Brief:
Find how many lines in the data below mention "dialog". Give the number only.

Record extracts:
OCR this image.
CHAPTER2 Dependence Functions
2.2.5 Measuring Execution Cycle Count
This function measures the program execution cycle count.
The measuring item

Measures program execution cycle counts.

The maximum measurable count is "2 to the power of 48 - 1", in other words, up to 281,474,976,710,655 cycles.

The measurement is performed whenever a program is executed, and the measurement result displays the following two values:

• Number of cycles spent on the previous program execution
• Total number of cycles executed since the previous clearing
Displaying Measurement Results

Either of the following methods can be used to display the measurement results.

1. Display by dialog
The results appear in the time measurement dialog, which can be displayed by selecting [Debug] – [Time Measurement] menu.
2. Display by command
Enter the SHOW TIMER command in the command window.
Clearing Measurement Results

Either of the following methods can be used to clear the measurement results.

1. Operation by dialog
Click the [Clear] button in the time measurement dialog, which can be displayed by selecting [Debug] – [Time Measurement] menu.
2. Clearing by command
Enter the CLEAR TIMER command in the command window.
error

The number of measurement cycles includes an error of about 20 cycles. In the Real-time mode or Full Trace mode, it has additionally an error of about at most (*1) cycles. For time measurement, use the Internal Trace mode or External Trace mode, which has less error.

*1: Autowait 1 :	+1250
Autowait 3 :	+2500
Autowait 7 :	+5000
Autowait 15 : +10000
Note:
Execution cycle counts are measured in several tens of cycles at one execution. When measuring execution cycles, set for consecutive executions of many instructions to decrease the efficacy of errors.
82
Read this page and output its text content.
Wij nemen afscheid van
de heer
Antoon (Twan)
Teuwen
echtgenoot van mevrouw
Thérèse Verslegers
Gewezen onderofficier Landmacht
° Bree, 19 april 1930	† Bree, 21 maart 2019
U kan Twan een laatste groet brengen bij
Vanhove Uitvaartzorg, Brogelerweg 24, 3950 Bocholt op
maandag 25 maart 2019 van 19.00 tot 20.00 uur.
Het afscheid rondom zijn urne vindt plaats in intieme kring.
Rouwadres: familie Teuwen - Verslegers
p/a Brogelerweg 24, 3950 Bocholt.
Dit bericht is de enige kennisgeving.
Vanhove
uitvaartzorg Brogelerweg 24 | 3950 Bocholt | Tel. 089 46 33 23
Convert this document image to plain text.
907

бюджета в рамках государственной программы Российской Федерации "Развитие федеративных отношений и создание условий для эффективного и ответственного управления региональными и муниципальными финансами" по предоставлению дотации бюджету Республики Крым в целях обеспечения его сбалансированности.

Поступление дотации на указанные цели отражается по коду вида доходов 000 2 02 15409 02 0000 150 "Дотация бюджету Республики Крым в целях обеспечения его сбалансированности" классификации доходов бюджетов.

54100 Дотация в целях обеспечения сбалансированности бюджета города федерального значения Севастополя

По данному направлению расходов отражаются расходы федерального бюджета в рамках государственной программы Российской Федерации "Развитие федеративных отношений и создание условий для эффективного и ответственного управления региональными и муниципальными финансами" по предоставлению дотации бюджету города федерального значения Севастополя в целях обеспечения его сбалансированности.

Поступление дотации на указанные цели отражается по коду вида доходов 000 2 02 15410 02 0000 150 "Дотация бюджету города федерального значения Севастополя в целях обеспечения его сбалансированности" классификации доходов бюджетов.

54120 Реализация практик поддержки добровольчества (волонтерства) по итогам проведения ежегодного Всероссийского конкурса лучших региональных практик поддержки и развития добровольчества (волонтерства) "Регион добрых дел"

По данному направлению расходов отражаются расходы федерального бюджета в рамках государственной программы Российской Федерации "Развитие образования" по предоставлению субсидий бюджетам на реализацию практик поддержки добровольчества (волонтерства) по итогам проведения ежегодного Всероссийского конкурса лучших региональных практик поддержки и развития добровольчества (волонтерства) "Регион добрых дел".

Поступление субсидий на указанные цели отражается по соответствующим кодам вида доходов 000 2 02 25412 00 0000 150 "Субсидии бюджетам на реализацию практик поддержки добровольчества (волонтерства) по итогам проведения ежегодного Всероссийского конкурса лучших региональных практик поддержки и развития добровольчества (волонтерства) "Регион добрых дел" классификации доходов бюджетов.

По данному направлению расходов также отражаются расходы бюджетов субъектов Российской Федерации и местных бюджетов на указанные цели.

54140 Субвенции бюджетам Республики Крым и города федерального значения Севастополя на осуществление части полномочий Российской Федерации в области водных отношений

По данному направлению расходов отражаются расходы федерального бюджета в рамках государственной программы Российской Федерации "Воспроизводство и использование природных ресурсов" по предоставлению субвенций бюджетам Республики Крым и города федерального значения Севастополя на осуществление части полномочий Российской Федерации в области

Result for this exercise:
4